▸ **Task prompt**
Return the count of lines that hold the string "girth", with no other words.

Data entries:
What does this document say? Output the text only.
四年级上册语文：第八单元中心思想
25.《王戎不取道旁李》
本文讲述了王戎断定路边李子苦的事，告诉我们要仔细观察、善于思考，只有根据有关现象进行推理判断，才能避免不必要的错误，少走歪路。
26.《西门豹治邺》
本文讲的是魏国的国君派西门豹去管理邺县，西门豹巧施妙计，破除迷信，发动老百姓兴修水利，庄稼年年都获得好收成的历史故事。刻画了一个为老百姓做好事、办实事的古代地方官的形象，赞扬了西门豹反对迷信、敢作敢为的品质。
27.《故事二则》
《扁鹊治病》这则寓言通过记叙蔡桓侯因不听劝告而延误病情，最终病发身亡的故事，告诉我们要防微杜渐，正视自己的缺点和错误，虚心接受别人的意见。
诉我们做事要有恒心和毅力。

* * *

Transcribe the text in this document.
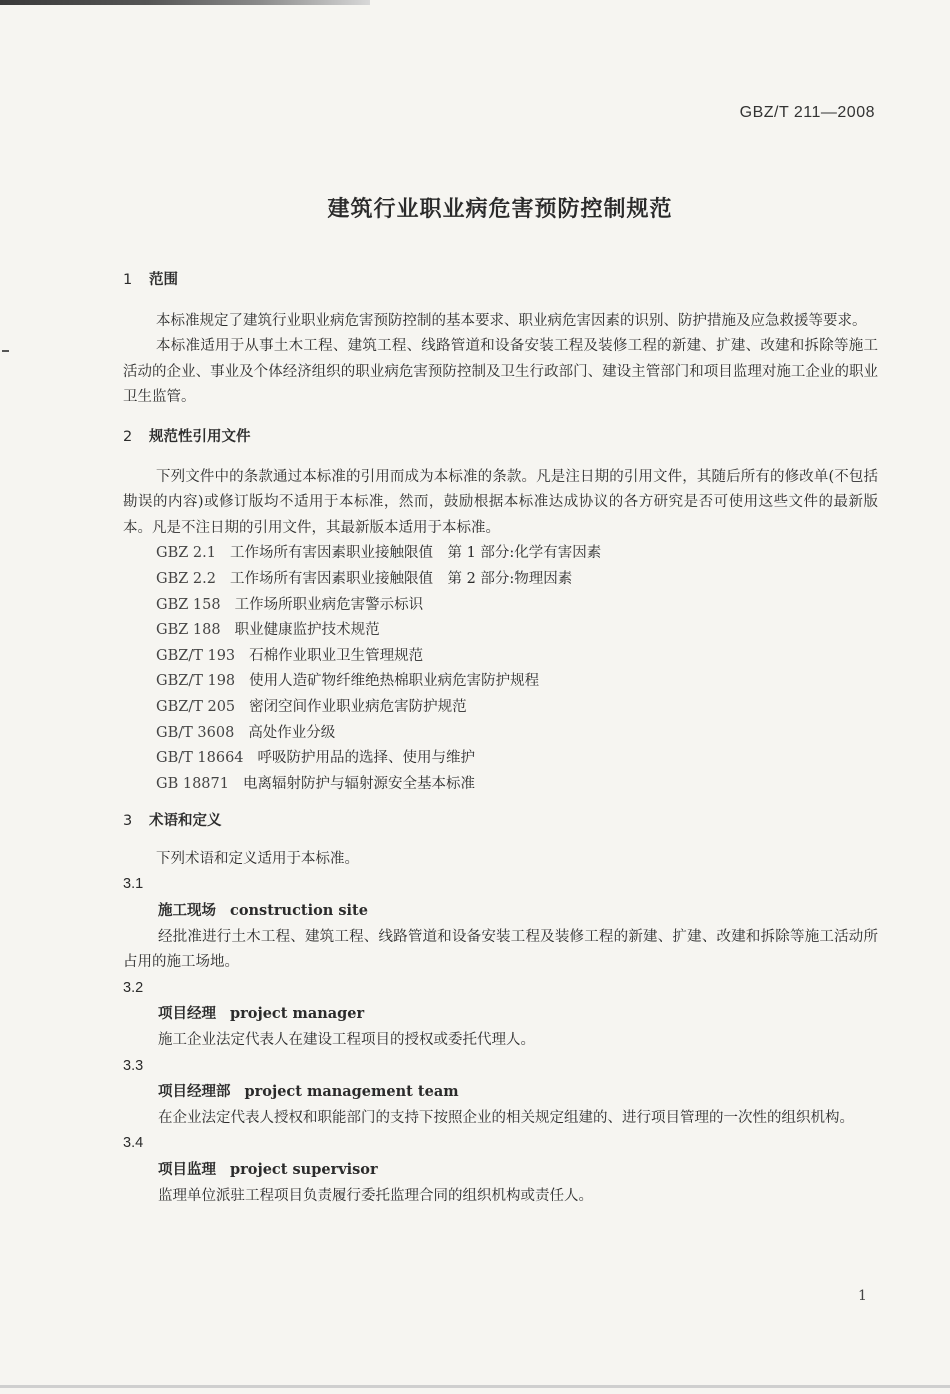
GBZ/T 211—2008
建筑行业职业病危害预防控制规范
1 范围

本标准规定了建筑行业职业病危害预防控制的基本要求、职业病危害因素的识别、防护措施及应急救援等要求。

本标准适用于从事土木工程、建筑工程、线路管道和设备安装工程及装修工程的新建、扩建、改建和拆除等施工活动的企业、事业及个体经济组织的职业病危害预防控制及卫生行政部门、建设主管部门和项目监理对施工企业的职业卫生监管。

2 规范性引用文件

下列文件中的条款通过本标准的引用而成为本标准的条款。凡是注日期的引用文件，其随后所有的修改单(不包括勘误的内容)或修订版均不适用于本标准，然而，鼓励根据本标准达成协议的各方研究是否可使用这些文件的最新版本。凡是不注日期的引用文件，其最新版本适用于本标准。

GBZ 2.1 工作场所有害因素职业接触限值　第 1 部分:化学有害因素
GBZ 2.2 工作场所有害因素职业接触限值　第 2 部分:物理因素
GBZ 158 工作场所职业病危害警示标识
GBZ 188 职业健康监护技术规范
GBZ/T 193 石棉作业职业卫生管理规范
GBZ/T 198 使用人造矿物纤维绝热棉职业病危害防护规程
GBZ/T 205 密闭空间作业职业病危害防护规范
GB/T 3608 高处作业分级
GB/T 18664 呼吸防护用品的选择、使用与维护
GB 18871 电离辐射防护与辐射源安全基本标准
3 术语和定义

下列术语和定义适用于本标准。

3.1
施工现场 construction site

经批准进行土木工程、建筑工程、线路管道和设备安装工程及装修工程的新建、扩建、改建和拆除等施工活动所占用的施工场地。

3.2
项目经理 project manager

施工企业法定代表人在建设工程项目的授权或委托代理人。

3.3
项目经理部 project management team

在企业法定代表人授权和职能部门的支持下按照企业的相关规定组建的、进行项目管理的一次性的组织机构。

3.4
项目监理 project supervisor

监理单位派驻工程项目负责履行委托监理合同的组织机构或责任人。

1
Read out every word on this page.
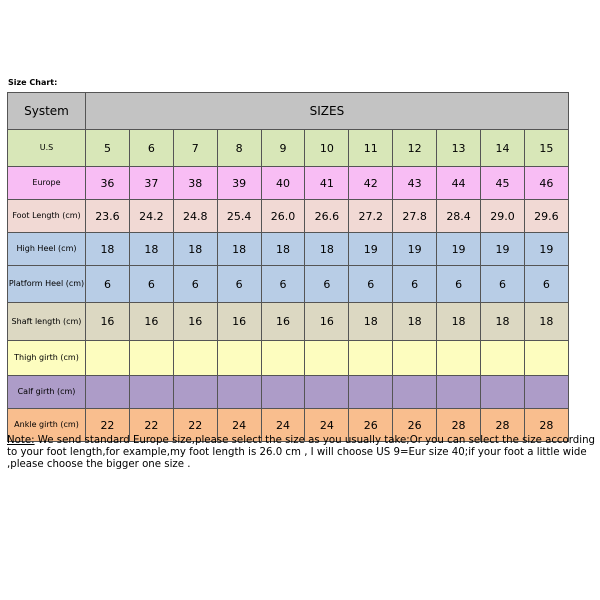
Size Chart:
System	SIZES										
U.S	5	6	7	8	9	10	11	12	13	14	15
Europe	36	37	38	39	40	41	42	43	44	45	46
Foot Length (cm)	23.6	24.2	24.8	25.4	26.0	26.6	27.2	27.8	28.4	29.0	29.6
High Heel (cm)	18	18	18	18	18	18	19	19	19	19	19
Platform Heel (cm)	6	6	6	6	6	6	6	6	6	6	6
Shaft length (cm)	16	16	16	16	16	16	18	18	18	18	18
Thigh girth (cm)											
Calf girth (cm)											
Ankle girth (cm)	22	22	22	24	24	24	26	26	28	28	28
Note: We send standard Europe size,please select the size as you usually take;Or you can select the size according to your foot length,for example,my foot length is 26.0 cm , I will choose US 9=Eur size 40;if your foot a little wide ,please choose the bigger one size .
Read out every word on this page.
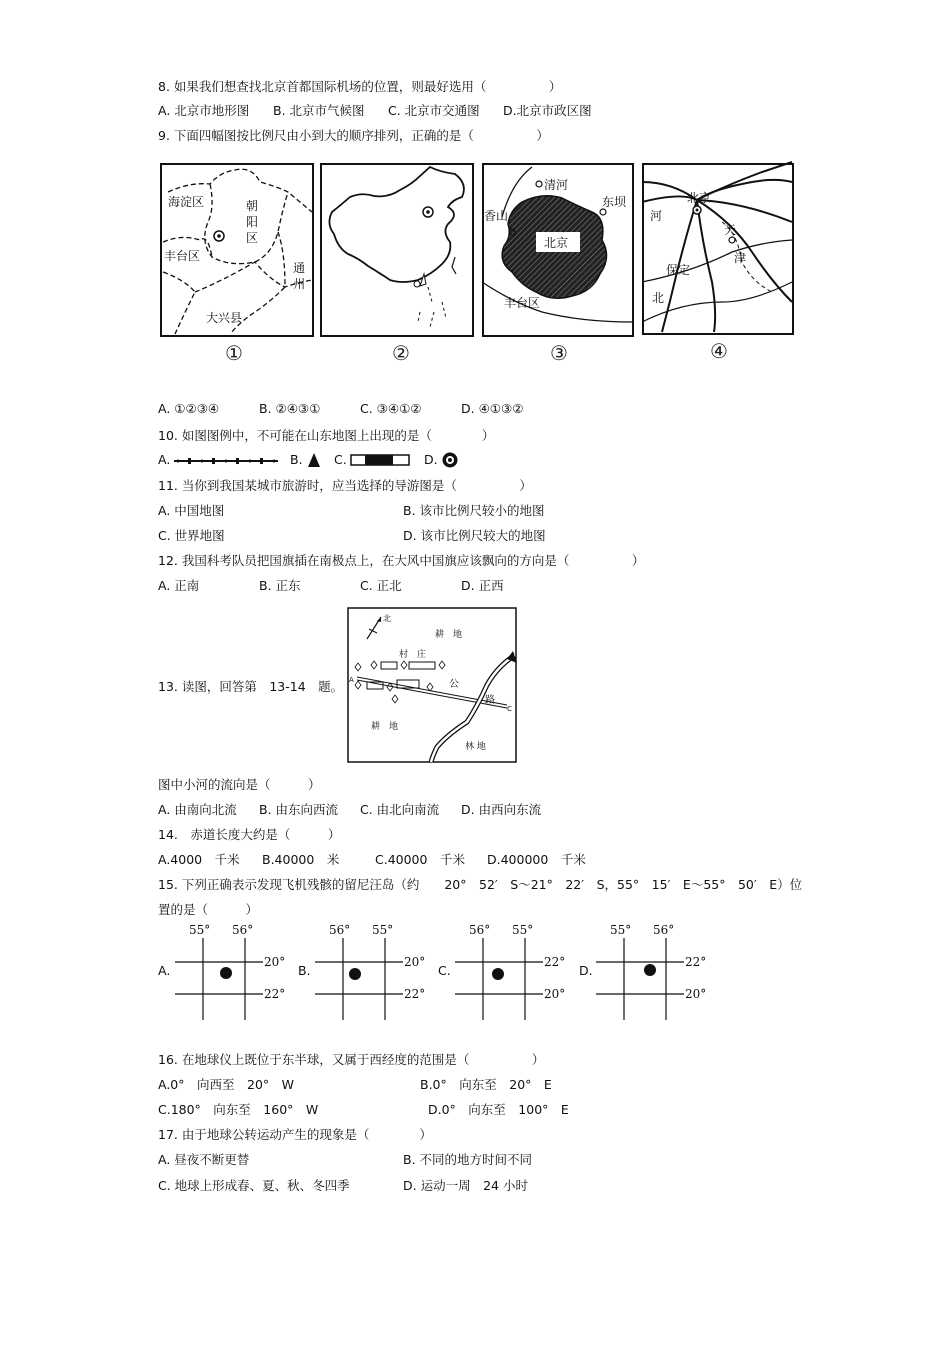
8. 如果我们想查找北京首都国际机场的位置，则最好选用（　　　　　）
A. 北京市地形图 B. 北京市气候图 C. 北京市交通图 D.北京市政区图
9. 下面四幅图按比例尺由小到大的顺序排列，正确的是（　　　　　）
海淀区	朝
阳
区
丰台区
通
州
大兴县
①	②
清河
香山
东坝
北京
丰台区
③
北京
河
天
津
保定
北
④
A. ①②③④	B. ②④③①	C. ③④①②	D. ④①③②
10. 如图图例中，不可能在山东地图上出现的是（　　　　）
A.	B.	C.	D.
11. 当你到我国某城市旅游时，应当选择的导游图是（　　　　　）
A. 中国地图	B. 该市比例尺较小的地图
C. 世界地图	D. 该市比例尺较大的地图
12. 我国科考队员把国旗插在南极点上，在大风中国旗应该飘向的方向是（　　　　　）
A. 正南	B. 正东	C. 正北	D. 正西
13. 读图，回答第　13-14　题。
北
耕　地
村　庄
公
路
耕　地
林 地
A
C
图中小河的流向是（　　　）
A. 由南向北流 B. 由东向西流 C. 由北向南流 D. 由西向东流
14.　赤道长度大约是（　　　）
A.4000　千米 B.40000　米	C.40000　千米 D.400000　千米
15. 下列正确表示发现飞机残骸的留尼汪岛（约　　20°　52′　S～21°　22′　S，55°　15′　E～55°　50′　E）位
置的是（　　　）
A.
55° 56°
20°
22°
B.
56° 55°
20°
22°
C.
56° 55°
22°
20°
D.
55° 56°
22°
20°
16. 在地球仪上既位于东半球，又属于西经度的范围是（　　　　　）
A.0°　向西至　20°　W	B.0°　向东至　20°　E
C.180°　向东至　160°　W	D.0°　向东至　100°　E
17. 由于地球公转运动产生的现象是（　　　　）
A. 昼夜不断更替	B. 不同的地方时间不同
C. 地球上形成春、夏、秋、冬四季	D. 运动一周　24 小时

▸ **Result of the exercise**
3